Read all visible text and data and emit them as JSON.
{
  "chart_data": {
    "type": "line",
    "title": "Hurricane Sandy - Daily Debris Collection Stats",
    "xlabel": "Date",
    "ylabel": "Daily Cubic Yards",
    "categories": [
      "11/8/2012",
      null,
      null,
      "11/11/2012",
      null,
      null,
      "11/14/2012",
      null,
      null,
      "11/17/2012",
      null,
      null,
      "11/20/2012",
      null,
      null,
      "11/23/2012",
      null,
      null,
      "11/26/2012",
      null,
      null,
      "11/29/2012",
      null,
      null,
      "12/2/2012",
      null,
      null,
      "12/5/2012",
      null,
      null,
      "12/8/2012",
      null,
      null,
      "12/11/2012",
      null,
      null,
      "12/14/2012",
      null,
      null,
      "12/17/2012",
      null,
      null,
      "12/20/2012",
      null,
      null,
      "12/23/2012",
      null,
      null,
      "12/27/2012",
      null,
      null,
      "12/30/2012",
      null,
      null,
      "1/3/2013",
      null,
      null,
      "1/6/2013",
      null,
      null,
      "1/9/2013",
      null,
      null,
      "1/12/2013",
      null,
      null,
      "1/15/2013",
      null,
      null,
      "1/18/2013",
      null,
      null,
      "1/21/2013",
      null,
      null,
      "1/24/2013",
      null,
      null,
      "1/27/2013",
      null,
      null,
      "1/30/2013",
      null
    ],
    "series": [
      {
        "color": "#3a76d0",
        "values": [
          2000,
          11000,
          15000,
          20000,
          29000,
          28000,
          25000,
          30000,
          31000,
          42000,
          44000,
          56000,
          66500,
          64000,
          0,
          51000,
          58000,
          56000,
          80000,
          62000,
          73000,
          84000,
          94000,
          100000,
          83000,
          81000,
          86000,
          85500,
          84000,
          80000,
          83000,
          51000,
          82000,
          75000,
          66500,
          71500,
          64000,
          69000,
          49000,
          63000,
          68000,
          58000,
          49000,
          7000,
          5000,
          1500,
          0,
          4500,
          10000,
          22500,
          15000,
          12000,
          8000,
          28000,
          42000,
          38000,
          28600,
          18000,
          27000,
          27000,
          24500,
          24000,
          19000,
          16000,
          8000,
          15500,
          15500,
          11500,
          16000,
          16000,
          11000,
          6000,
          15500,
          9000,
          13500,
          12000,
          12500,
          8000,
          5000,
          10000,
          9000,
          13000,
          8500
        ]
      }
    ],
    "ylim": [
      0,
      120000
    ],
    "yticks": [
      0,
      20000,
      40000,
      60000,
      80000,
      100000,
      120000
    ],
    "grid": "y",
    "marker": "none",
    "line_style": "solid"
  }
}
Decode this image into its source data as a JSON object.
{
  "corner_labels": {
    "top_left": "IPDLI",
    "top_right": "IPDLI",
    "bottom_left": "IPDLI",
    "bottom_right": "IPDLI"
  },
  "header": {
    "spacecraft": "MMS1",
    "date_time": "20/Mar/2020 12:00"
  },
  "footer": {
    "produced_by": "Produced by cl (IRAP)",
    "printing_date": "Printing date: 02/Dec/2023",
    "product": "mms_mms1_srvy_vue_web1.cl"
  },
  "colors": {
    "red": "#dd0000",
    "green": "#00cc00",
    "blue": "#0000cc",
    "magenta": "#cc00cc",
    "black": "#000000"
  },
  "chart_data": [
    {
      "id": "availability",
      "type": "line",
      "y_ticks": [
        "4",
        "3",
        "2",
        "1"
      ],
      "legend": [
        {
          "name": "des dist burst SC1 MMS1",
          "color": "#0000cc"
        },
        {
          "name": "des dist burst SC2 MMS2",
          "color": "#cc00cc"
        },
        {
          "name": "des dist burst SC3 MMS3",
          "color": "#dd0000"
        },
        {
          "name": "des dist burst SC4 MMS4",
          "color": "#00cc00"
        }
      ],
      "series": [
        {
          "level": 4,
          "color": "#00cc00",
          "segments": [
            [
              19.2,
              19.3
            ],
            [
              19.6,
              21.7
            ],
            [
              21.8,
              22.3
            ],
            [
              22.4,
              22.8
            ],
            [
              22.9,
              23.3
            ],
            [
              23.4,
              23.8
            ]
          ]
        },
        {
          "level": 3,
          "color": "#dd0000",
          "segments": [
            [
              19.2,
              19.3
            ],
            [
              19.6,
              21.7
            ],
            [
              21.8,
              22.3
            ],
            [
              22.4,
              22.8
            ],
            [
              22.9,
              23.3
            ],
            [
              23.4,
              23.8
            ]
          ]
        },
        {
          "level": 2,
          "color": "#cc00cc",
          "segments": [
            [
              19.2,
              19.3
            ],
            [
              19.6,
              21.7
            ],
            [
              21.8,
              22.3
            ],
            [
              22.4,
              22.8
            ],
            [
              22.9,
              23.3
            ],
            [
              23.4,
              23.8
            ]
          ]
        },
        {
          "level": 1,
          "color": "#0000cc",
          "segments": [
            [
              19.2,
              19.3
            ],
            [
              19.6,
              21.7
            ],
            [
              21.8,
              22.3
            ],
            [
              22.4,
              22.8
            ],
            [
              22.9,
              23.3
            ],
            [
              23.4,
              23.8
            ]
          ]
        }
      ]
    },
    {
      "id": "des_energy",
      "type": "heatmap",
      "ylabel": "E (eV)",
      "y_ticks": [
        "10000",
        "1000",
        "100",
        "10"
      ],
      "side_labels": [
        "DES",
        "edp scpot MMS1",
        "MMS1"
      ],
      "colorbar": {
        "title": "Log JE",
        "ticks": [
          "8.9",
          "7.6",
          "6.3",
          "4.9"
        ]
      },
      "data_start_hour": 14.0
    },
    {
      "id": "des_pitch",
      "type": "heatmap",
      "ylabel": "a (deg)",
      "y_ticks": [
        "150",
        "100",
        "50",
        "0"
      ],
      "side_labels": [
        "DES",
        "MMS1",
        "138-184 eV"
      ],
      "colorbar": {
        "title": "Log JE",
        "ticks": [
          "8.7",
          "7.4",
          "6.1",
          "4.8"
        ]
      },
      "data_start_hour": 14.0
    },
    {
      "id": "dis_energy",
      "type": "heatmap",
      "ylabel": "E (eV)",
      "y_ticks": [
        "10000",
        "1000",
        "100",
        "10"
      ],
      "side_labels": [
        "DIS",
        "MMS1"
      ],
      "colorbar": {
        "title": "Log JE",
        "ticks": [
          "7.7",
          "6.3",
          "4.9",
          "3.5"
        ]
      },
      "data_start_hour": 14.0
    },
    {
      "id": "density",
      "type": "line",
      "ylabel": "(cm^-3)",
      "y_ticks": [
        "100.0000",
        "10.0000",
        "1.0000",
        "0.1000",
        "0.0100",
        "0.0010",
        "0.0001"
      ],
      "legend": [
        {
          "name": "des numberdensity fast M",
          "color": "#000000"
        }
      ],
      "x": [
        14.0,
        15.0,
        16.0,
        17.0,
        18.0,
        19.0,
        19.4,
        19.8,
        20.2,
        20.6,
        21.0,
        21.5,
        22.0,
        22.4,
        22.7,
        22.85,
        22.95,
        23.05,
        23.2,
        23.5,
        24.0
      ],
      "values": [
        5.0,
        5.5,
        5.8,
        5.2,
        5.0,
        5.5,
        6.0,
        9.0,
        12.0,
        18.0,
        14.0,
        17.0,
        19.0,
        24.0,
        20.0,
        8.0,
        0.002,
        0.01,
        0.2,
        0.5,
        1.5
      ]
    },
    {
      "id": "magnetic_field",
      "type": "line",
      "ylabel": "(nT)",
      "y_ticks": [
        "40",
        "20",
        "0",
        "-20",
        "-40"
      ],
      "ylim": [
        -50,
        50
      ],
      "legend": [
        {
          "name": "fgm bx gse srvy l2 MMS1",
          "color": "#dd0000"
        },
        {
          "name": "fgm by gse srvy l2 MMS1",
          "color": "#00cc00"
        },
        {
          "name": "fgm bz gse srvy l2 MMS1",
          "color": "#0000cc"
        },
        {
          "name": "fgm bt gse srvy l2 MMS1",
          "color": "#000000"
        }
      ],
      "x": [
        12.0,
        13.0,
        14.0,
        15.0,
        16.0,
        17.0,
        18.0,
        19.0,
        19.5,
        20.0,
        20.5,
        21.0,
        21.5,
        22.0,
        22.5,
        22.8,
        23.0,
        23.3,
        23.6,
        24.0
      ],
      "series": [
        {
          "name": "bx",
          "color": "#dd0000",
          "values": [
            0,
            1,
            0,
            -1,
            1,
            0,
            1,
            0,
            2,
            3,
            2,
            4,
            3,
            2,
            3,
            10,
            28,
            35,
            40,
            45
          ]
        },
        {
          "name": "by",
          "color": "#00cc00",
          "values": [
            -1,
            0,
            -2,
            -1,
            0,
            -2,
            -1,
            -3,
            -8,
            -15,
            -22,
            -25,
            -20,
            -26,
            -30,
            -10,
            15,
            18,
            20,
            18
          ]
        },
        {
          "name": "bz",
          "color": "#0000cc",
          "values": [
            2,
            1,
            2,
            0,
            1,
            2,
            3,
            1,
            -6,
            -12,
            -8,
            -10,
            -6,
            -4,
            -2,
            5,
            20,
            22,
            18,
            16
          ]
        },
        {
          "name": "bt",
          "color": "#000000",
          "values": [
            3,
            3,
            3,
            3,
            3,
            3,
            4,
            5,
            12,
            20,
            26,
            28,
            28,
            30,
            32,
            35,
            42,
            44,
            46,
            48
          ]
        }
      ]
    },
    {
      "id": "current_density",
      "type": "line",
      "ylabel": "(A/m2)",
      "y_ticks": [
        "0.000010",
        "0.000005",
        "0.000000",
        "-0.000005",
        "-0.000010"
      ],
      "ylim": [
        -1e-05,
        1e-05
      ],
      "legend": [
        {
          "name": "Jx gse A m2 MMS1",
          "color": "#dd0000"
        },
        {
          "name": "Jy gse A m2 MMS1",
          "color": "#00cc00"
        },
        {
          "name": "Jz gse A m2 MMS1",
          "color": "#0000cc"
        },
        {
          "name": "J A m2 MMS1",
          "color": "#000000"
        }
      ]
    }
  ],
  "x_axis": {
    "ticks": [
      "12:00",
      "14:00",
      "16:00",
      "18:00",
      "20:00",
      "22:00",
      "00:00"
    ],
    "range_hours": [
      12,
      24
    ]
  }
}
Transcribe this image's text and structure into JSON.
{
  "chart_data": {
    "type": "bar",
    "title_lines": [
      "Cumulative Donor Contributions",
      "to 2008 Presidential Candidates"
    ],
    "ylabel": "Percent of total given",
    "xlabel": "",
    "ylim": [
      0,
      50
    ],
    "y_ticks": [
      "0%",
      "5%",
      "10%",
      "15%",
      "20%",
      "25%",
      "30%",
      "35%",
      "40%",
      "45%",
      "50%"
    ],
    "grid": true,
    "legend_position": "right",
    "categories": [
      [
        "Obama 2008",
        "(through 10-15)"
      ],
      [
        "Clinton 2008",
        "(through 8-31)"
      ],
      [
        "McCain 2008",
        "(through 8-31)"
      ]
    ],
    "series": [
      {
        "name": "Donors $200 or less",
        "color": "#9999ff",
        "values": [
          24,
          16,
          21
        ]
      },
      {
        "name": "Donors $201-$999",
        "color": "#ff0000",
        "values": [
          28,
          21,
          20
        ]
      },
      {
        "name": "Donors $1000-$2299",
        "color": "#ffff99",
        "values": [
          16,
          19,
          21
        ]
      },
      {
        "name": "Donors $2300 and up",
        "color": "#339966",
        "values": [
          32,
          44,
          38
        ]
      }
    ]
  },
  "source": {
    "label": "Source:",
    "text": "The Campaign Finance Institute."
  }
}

## GIVEN TASK
Look through the data above. Find each line with the string "dist" and copy it.

## ANSWER FOR THE TASK
          "name": "des dist burst SC1 MMS1",
          "name": "des dist burst SC2 MMS2",
          "name": "des dist burst SC3 MMS3",
          "name": "des dist burst SC4 MMS4",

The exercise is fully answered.